Directive: Go through the material and write it all out exactly, minus the pictures.
━━━━━━━━━━
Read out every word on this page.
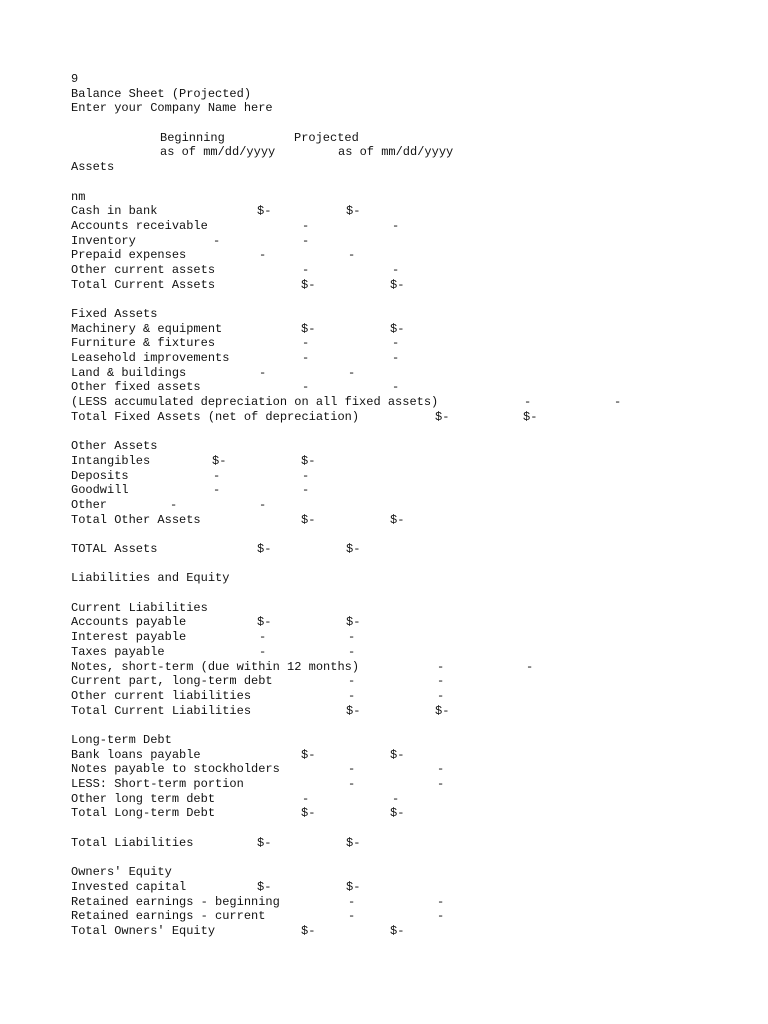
9
Balance Sheet (Projected)
Enter your Company Name here

Beginning

	Projected

as of mm/dd/yyyy

	as of mm/dd/yyyy

Assets
nm
Cash in bank	$-	$-
Accounts receivable	-	-
Inventory	-	-
Prepaid expenses	-	-
Other current assets	-	-
Total Current Assets	$-	$-
Fixed Assets
Machinery & equipment	$-	$-
Furniture & fixtures	-	-
Leasehold improvements	-	-
Land & buildings	-	-
Other fixed assets	-	-
(LESS accumulated depreciation on all fixed assets)	-	-
Total Fixed Assets (net of depreciation)	$-	$-
Other Assets
Intangibles	$-	$-
Deposits	-	-
Goodwill	-	-
Other	-	-
Total Other Assets	$-	$-
TOTAL Assets	$-	$-
Liabilities and Equity
Current Liabilities
Accounts payable	$-	$-
Interest payable	-	-
Taxes payable	-	-
Notes, short-term (due within 12 months)	-	-
Current part, long-term debt	-	-
Other current liabilities	-	-
Total Current Liabilities	$-	$-
Long-term Debt
Bank loans payable	$-	$-
Notes payable to stockholders	-	-
LESS: Short-term portion	-	-
Other long term debt	-	-
Total Long-term Debt	$-	$-
Total Liabilities	$-	$-
Owners' Equity
Invested capital	$-	$-
Retained earnings - beginning	-	-
Retained earnings - current	-	-
Total Owners' Equity	$-	$-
━━━━━━━━━━
Solution for this task:
Read out every word on this page.
9
Balance Sheet (Projected)
Enter your Company Name here

Beginning

	Projected

as of mm/dd/yyyy

	as of mm/dd/yyyy

Assets
nm
Cash in bank	$-	$-
Accounts receivable	-	-
Inventory	-	-
Prepaid expenses	-	-
Other current assets	-	-
Total Current Assets	$-	$-
Fixed Assets
Machinery & equipment	$-	$-
Furniture & fixtures	-	-
Leasehold improvements	-	-
Land & buildings	-	-
Other fixed assets	-	-
(LESS accumulated depreciation on all fixed assets)	-	-
Total Fixed Assets (net of depreciation)	$-	$-
Other Assets
Intangibles	$-	$-
Deposits	-	-
Goodwill	-	-
Other	-	-
Total Other Assets	$-	$-
TOTAL Assets	$-	$-
Liabilities and Equity
Current Liabilities
Accounts payable	$-	$-
Interest payable	-	-
Taxes payable	-	-
Notes, short-term (due within 12 months)	-	-
Current part, long-term debt	-	-
Other current liabilities	-	-
Total Current Liabilities	$-	$-
Long-term Debt
Bank loans payable	$-	$-
Notes payable to stockholders	-	-
LESS: Short-term portion	-	-
Other long term debt	-	-
Total Long-term Debt	$-	$-
Total Liabilities	$-	$-
Owners' Equity
Invested capital	$-	$-
Retained earnings - beginning	-	-
Retained earnings - current	-	-
Total Owners' Equity	$-	$-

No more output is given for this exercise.